[Dataset items]
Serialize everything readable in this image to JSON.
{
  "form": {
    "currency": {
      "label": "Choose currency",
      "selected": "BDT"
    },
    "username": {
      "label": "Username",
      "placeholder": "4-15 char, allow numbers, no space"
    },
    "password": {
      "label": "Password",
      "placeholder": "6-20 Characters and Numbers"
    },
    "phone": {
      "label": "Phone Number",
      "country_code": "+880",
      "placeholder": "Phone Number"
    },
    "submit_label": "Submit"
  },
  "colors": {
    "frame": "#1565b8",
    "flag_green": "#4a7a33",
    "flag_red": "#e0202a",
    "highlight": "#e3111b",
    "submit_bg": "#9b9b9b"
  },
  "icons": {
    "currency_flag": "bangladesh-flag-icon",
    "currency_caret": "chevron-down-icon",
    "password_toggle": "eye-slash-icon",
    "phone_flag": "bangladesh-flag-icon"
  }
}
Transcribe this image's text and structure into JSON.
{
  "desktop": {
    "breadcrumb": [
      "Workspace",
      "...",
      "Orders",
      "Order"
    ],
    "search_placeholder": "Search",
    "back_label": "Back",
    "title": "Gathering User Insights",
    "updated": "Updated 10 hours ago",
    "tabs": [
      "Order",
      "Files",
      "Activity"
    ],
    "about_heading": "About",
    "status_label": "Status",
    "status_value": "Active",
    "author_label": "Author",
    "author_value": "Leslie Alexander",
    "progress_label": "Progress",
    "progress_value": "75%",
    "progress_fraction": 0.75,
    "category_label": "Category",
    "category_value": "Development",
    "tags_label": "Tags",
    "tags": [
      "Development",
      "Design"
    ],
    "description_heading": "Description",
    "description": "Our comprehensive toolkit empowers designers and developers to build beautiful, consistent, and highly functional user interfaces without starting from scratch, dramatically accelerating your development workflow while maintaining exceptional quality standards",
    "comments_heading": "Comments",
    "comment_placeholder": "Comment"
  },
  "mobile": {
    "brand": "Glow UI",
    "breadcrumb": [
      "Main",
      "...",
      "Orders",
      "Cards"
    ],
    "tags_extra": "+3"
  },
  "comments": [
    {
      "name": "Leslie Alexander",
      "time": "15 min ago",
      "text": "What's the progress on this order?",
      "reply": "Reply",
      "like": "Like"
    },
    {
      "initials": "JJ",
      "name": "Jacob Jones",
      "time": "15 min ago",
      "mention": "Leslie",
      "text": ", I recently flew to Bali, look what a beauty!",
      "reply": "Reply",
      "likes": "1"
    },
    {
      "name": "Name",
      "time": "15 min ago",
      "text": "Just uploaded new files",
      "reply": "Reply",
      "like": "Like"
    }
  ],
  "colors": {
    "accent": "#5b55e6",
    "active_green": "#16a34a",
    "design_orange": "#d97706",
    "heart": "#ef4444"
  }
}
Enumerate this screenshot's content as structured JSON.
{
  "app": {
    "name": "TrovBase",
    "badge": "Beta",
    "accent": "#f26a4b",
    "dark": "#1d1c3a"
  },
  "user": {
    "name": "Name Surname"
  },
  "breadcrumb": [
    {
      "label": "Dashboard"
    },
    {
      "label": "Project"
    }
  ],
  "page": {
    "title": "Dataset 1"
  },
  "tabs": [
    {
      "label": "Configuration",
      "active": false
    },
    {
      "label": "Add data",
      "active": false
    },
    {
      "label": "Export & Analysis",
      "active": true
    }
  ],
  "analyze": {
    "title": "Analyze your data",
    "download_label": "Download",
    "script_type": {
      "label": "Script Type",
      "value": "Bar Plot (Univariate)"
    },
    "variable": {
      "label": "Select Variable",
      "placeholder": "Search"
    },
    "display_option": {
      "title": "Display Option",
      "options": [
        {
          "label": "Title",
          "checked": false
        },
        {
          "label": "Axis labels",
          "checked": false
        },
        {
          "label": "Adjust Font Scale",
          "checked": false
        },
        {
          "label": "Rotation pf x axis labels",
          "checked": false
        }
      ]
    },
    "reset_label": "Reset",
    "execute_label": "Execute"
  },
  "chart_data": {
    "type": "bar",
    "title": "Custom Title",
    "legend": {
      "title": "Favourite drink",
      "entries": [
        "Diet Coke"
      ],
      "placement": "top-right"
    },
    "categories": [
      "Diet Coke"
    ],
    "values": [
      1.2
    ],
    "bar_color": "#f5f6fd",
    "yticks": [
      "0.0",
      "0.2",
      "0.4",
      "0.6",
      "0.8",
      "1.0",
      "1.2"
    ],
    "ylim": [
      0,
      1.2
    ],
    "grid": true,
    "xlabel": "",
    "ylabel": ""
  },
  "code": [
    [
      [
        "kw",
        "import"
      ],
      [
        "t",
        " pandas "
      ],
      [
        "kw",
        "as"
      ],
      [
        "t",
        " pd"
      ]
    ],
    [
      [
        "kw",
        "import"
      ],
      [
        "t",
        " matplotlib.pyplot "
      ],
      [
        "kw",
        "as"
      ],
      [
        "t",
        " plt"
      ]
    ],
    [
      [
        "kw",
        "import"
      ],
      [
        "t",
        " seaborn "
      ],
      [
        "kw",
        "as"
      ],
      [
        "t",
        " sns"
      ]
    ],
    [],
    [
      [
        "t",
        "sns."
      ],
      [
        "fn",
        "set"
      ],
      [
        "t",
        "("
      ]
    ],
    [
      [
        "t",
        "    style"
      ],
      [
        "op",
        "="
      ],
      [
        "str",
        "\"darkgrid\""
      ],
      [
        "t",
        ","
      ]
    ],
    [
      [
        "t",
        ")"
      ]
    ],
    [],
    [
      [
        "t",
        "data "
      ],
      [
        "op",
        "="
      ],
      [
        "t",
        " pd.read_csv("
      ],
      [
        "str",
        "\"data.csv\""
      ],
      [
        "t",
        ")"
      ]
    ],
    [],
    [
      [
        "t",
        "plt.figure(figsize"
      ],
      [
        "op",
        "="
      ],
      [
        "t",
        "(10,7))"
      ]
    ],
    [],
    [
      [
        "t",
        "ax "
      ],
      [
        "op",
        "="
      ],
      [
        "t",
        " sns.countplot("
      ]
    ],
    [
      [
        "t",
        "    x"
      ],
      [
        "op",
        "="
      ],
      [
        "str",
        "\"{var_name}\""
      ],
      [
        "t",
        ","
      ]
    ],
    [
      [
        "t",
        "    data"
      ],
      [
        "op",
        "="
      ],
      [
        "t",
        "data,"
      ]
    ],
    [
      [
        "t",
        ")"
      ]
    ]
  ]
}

WHAT TO DO: Check each line of the material above for "JSON" and say how many lines contain it, giving the number alone.

OUTPUT: 3